Figure record extracts:
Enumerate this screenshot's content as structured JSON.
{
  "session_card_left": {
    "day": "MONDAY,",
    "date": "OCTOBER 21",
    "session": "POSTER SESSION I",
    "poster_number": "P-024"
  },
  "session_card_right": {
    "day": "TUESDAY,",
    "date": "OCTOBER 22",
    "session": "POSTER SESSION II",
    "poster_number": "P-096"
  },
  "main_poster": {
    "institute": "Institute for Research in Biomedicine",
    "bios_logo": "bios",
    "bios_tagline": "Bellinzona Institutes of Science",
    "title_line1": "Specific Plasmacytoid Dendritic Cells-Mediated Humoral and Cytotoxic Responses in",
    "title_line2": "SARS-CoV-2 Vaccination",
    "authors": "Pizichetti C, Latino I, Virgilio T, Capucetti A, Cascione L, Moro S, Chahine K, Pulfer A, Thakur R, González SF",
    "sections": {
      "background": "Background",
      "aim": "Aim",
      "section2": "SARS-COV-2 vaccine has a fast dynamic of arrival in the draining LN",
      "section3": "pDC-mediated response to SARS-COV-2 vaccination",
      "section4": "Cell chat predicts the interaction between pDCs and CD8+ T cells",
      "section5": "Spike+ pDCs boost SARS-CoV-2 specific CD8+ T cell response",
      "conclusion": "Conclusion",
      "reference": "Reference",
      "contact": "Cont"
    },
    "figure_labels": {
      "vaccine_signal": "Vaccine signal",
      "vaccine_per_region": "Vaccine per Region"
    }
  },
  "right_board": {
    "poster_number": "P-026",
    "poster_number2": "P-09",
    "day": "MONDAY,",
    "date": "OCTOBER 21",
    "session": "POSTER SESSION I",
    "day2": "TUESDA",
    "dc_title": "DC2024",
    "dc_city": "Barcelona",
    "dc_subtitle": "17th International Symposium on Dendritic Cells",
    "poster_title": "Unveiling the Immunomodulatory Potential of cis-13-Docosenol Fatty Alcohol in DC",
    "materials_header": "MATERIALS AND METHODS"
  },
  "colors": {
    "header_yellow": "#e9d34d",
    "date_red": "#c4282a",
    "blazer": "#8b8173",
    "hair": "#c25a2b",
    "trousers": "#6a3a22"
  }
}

__The problem__
Reproduce the data exactly, character for character.

__Completed task__
Enumerate this screenshot's content as structured JSON.
{
  "session_card_left": {
    "day": "MONDAY,",
    "date": "OCTOBER 21",
    "session": "POSTER SESSION I",
    "poster_number": "P-024"
  },
  "session_card_right": {
    "day": "TUESDAY,",
    "date": "OCTOBER 22",
    "session": "POSTER SESSION II",
    "poster_number": "P-096"
  },
  "main_poster": {
    "institute": "Institute for Research in Biomedicine",
    "bios_logo": "bios",
    "bios_tagline": "Bellinzona Institutes of Science",
    "title_line1": "Specific Plasmacytoid Dendritic Cells-Mediated Humoral and Cytotoxic Responses in",
    "title_line2": "SARS-CoV-2 Vaccination",
    "authors": "Pizichetti C, Latino I, Virgilio T, Capucetti A, Cascione L, Moro S, Chahine K, Pulfer A, Thakur R, González SF",
    "sections": {
      "background": "Background",
      "aim": "Aim",
      "section2": "SARS-COV-2 vaccine has a fast dynamic of arrival in the draining LN",
      "section3": "pDC-mediated response to SARS-COV-2 vaccination",
      "section4": "Cell chat predicts the interaction between pDCs and CD8+ T cells",
      "section5": "Spike+ pDCs boost SARS-CoV-2 specific CD8+ T cell response",
      "conclusion": "Conclusion",
      "reference": "Reference",
      "contact": "Cont"
    },
    "figure_labels": {
      "vaccine_signal": "Vaccine signal",
      "vaccine_per_region": "Vaccine per Region"
    }
  },
  "right_board": {
    "poster_number": "P-026",
    "poster_number2": "P-09",
    "day": "MONDAY,",
    "date": "OCTOBER 21",
    "session": "POSTER SESSION I",
    "day2": "TUESDA",
    "dc_title": "DC2024",
    "dc_city": "Barcelona",
    "dc_subtitle": "17th International Symposium on Dendritic Cells",
    "poster_title": "Unveiling the Immunomodulatory Potential of cis-13-Docosenol Fatty Alcohol in DC",
    "materials_header": "MATERIALS AND METHODS"
  },
  "colors": {
    "header_yellow": "#e9d34d",
    "date_red": "#c4282a",
    "blazer": "#8b8173",
    "hair": "#c25a2b",
    "trousers": "#6a3a22"
  }
}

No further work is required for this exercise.